▶ Exercise instructions
Please output each of the lines below word for word, in their original order.

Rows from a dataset

===============

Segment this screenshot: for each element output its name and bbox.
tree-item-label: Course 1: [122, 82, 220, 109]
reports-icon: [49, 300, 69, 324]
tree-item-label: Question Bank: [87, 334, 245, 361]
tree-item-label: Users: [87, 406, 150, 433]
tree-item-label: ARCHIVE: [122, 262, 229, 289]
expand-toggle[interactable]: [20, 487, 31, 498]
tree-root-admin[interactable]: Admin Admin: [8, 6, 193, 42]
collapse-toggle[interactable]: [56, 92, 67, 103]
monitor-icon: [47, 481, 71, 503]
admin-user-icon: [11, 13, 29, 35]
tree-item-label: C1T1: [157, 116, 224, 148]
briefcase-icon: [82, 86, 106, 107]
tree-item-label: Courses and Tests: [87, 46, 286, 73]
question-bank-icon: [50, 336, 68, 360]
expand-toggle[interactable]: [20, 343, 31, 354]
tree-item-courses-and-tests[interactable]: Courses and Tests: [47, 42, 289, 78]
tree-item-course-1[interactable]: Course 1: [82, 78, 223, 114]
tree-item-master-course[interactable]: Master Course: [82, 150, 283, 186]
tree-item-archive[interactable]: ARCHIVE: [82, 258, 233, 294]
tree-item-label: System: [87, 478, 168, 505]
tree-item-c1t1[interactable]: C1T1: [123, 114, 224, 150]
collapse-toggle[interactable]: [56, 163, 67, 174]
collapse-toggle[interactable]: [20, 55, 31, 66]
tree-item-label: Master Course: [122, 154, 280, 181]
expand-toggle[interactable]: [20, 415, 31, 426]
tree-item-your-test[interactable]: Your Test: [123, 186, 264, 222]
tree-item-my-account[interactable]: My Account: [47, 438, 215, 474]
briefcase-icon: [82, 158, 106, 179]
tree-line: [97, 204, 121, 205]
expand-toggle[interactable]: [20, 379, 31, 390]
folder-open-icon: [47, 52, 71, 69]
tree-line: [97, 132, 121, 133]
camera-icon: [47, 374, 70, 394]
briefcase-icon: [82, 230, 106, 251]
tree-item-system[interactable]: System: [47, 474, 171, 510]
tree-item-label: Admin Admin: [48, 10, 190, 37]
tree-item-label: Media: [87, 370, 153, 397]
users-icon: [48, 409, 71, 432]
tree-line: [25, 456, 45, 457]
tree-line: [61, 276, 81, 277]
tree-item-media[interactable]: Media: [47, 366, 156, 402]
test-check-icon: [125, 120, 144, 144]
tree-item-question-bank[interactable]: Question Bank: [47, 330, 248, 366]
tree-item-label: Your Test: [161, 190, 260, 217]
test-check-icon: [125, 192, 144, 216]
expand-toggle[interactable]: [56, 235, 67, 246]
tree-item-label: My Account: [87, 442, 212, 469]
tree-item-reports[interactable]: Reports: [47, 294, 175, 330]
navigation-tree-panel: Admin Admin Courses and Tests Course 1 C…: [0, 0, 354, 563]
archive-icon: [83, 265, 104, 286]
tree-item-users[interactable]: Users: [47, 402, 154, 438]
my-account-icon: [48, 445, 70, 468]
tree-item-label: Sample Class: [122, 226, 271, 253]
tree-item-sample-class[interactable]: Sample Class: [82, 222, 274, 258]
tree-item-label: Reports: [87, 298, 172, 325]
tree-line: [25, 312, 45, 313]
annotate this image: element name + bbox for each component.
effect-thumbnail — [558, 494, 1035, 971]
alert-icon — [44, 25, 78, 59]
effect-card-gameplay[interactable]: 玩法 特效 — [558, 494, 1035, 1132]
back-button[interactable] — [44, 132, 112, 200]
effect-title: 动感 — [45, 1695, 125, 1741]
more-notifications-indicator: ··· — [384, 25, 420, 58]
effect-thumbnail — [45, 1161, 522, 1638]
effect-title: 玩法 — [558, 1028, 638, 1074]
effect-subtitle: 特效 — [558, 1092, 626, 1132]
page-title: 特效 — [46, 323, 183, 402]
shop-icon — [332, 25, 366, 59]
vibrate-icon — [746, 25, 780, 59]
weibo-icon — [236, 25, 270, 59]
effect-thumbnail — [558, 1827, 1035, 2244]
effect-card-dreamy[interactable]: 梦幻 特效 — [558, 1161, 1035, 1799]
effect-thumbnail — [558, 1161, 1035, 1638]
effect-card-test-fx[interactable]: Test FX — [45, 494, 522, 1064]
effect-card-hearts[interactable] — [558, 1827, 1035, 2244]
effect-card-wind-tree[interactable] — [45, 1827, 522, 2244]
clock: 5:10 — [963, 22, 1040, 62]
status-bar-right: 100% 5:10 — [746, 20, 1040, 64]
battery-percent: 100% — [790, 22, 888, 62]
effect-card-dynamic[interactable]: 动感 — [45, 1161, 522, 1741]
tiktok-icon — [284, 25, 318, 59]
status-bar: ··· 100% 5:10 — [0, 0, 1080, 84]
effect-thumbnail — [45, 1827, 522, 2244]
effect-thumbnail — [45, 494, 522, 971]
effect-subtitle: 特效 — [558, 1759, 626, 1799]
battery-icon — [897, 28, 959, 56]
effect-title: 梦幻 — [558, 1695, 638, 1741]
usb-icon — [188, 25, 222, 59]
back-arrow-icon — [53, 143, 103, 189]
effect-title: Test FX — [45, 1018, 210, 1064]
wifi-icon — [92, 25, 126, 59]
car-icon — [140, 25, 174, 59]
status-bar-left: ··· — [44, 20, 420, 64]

===============

▶ Task output
Segment this screenshot: for each element output its name and bbox.
tree-item-label: Course 1: [122, 82, 220, 109]
reports-icon: [49, 300, 69, 324]
tree-item-label: Question Bank: [87, 334, 245, 361]
tree-item-label: Users: [87, 406, 150, 433]
tree-item-label: ARCHIVE: [122, 262, 229, 289]
expand-toggle[interactable]: [20, 487, 31, 498]
tree-root-admin[interactable]: Admin Admin: [8, 6, 193, 42]
collapse-toggle[interactable]: [56, 92, 67, 103]
monitor-icon: [47, 481, 71, 503]
admin-user-icon: [11, 13, 29, 35]
tree-item-label: C1T1: [157, 116, 224, 148]
briefcase-icon: [82, 86, 106, 107]
tree-item-label: Courses and Tests: [87, 46, 286, 73]
question-bank-icon: [50, 336, 68, 360]
expand-toggle[interactable]: [20, 343, 31, 354]
tree-item-courses-and-tests[interactable]: Courses and Tests: [47, 42, 289, 78]
tree-item-course-1[interactable]: Course 1: [82, 78, 223, 114]
tree-item-master-course[interactable]: Master Course: [82, 150, 283, 186]
tree-item-archive[interactable]: ARCHIVE: [82, 258, 233, 294]
tree-item-label: System: [87, 478, 168, 505]
tree-item-c1t1[interactable]: C1T1: [123, 114, 224, 150]
collapse-toggle[interactable]: [56, 163, 67, 174]
collapse-toggle[interactable]: [20, 55, 31, 66]
tree-item-label: Master Course: [122, 154, 280, 181]
expand-toggle[interactable]: [20, 415, 31, 426]
tree-item-your-test[interactable]: Your Test: [123, 186, 264, 222]
tree-item-my-account[interactable]: My Account: [47, 438, 215, 474]
briefcase-icon: [82, 158, 106, 179]
tree-line: [97, 204, 121, 205]
expand-toggle[interactable]: [20, 379, 31, 390]
folder-open-icon: [47, 52, 71, 69]
tree-line: [97, 132, 121, 133]
camera-icon: [47, 374, 70, 394]
briefcase-icon: [82, 230, 106, 251]
tree-item-system[interactable]: System: [47, 474, 171, 510]
tree-item-label: Admin Admin: [48, 10, 190, 37]
tree-item-label: Media: [87, 370, 153, 397]
users-icon: [48, 409, 71, 432]
tree-line: [25, 456, 45, 457]
tree-line: [61, 276, 81, 277]
tree-item-media[interactable]: Media: [47, 366, 156, 402]
test-check-icon: [125, 120, 144, 144]
tree-item-question-bank[interactable]: Question Bank: [47, 330, 248, 366]
tree-item-label: Your Test: [161, 190, 260, 217]
test-check-icon: [125, 192, 144, 216]
expand-toggle[interactable]: [56, 235, 67, 246]
tree-item-label: My Account: [87, 442, 212, 469]
tree-item-reports[interactable]: Reports: [47, 294, 175, 330]
navigation-tree-panel: Admin Admin Courses and Tests Course 1 C…: [0, 0, 354, 563]
archive-icon: [83, 265, 104, 286]
tree-item-users[interactable]: Users: [47, 402, 154, 438]
my-account-icon: [48, 445, 70, 468]
tree-item-label: Sample Class: [122, 226, 271, 253]
tree-item-sample-class[interactable]: Sample Class: [82, 222, 274, 258]
tree-item-label: Reports: [87, 298, 172, 325]
tree-line: [25, 312, 45, 313]
annotate this image: element name + bbox for each component.
effect-thumbnail — [558, 494, 1035, 971]
alert-icon — [44, 25, 78, 59]
effect-card-gameplay[interactable]: 玩法 特效 — [558, 494, 1035, 1132]
back-button[interactable] — [44, 132, 112, 200]
effect-title: 动感 — [45, 1695, 125, 1741]
more-notifications-indicator: ··· — [384, 25, 420, 58]
effect-thumbnail — [45, 1161, 522, 1638]
effect-title: 玩法 — [558, 1028, 638, 1074]
effect-subtitle: 特效 — [558, 1092, 626, 1132]
page-title: 特效 — [46, 323, 183, 402]
shop-icon — [332, 25, 366, 59]
vibrate-icon — [746, 25, 780, 59]
weibo-icon — [236, 25, 270, 59]
effect-thumbnail — [558, 1827, 1035, 2244]
effect-card-dreamy[interactable]: 梦幻 特效 — [558, 1161, 1035, 1799]
effect-thumbnail — [558, 1161, 1035, 1638]
effect-card-test-fx[interactable]: Test FX — [45, 494, 522, 1064]
effect-card-hearts[interactable] — [558, 1827, 1035, 2244]
effect-card-wind-tree[interactable] — [45, 1827, 522, 2244]
clock: 5:10 — [963, 22, 1040, 62]
status-bar-right: 100% 5:10 — [746, 20, 1040, 64]
battery-percent: 100% — [790, 22, 888, 62]
effect-card-dynamic[interactable]: 动感 — [45, 1161, 522, 1741]
tiktok-icon — [284, 25, 318, 59]
status-bar: ··· 100% 5:10 — [0, 0, 1080, 84]
effect-thumbnail — [45, 1827, 522, 2244]
effect-thumbnail — [45, 494, 522, 971]
effect-subtitle: 特效 — [558, 1759, 626, 1799]
battery-icon — [897, 28, 959, 56]
effect-title: 梦幻 — [558, 1695, 638, 1741]
usb-icon — [188, 25, 222, 59]
back-arrow-icon — [53, 143, 103, 189]
effect-title: Test FX — [45, 1018, 210, 1064]
wifi-icon — [92, 25, 126, 59]
car-icon — [140, 25, 174, 59]
status-bar-left: ··· — [44, 20, 420, 64]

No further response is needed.